== What is needed ==
Make an exact copy of the listing below.

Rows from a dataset
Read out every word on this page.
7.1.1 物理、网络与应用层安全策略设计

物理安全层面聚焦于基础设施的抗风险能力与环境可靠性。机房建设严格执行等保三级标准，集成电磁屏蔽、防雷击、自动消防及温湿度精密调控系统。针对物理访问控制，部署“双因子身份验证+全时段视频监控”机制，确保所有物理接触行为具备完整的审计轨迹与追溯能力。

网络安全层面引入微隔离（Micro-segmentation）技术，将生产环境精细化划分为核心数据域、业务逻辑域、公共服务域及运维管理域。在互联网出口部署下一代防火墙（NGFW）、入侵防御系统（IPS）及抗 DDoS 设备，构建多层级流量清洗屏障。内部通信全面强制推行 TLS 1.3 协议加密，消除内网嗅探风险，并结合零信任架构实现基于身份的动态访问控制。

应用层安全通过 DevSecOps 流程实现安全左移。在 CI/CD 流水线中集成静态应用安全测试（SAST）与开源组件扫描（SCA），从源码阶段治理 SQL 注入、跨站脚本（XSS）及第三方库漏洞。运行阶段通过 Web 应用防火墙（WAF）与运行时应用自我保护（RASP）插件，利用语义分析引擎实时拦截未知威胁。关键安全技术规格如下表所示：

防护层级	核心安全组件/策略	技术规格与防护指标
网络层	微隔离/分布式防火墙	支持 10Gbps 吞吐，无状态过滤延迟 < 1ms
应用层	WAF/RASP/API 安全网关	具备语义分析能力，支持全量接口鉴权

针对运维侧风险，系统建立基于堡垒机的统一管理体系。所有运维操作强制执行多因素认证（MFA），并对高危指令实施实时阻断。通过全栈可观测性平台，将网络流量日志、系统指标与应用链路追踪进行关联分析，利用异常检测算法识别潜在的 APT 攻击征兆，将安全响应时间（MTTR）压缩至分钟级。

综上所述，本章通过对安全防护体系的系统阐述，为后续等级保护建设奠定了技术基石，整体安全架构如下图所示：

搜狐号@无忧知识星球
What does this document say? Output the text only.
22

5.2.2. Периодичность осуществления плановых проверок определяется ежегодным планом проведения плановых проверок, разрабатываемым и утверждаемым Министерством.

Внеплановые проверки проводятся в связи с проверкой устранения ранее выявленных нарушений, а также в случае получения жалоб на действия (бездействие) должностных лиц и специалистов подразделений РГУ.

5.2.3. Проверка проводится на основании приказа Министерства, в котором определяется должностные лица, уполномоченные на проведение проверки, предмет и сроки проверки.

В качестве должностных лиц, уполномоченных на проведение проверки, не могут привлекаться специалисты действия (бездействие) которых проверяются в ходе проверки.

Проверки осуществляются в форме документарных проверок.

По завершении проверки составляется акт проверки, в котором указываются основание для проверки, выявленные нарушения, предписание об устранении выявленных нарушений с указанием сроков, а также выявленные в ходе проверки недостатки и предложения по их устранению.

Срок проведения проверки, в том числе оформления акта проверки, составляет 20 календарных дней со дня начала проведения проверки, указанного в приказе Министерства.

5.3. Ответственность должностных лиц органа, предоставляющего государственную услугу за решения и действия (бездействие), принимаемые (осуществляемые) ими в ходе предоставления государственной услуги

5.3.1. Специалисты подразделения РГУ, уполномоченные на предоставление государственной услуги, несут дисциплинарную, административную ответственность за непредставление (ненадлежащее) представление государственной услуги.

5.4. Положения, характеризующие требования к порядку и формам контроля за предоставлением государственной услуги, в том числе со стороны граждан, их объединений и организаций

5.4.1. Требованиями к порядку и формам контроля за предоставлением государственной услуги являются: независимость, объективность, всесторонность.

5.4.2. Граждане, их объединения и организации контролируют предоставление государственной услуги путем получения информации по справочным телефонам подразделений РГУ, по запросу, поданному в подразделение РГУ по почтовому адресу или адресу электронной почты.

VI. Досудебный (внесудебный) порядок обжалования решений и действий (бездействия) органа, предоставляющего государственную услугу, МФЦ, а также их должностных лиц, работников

== Output of the task ==
Read out every word on this page.
7.1.1 物理、网络与应用层安全策略设计

物理安全层面聚焦于基础设施的抗风险能力与环境可靠性。机房建设严格执行等保三级标准，集成电磁屏蔽、防雷击、自动消防及温湿度精密调控系统。针对物理访问控制，部署“双因子身份验证+全时段视频监控”机制，确保所有物理接触行为具备完整的审计轨迹与追溯能力。

网络安全层面引入微隔离（Micro-segmentation）技术，将生产环境精细化划分为核心数据域、业务逻辑域、公共服务域及运维管理域。在互联网出口部署下一代防火墙（NGFW）、入侵防御系统（IPS）及抗 DDoS 设备，构建多层级流量清洗屏障。内部通信全面强制推行 TLS 1.3 协议加密，消除内网嗅探风险，并结合零信任架构实现基于身份的动态访问控制。

应用层安全通过 DevSecOps 流程实现安全左移。在 CI/CD 流水线中集成静态应用安全测试（SAST）与开源组件扫描（SCA），从源码阶段治理 SQL 注入、跨站脚本（XSS）及第三方库漏洞。运行阶段通过 Web 应用防火墙（WAF）与运行时应用自我保护（RASP）插件，利用语义分析引擎实时拦截未知威胁。关键安全技术规格如下表所示：

防护层级	核心安全组件/策略	技术规格与防护指标
网络层	微隔离/分布式防火墙	支持 10Gbps 吞吐，无状态过滤延迟 < 1ms
应用层	WAF/RASP/API 安全网关	具备语义分析能力，支持全量接口鉴权

针对运维侧风险，系统建立基于堡垒机的统一管理体系。所有运维操作强制执行多因素认证（MFA），并对高危指令实施实时阻断。通过全栈可观测性平台，将网络流量日志、系统指标与应用链路追踪进行关联分析，利用异常检测算法识别潜在的 APT 攻击征兆，将安全响应时间（MTTR）压缩至分钟级。

综上所述，本章通过对安全防护体系的系统阐述，为后续等级保护建设奠定了技术基石，整体安全架构如下图所示：

搜狐号@无忧知识星球
What does this document say? Output the text only.
22

5.2.2. Периодичность осуществления плановых проверок определяется ежегодным планом проведения плановых проверок, разрабатываемым и утверждаемым Министерством.

Внеплановые проверки проводятся в связи с проверкой устранения ранее выявленных нарушений, а также в случае получения жалоб на действия (бездействие) должностных лиц и специалистов подразделений РГУ.

5.2.3. Проверка проводится на основании приказа Министерства, в котором определяется должностные лица, уполномоченные на проведение проверки, предмет и сроки проверки.

В качестве должностных лиц, уполномоченных на проведение проверки, не могут привлекаться специалисты действия (бездействие) которых проверяются в ходе проверки.

Проверки осуществляются в форме документарных проверок.

По завершении проверки составляется акт проверки, в котором указываются основание для проверки, выявленные нарушения, предписание об устранении выявленных нарушений с указанием сроков, а также выявленные в ходе проверки недостатки и предложения по их устранению.

Срок проведения проверки, в том числе оформления акта проверки, составляет 20 календарных дней со дня начала проведения проверки, указанного в приказе Министерства.

5.3. Ответственность должностных лиц органа, предоставляющего государственную услугу за решения и действия (бездействие), принимаемые (осуществляемые) ими в ходе предоставления государственной услуги

5.3.1. Специалисты подразделения РГУ, уполномоченные на предоставление государственной услуги, несут дисциплинарную, административную ответственность за непредставление (ненадлежащее) представление государственной услуги.

5.4. Положения, характеризующие требования к порядку и формам контроля за предоставлением государственной услуги, в том числе со стороны граждан, их объединений и организаций

5.4.1. Требованиями к порядку и формам контроля за предоставлением государственной услуги являются: независимость, объективность, всесторонность.

5.4.2. Граждане, их объединения и организации контролируют предоставление государственной услуги путем получения информации по справочным телефонам подразделений РГУ, по запросу, поданному в подразделение РГУ по почтовому адресу или адресу электронной почты.

VI. Досудебный (внесудебный) порядок обжалования решений и действий (бездействия) органа, предоставляющего государственную услугу, МФЦ, а также их должностных лиц, работников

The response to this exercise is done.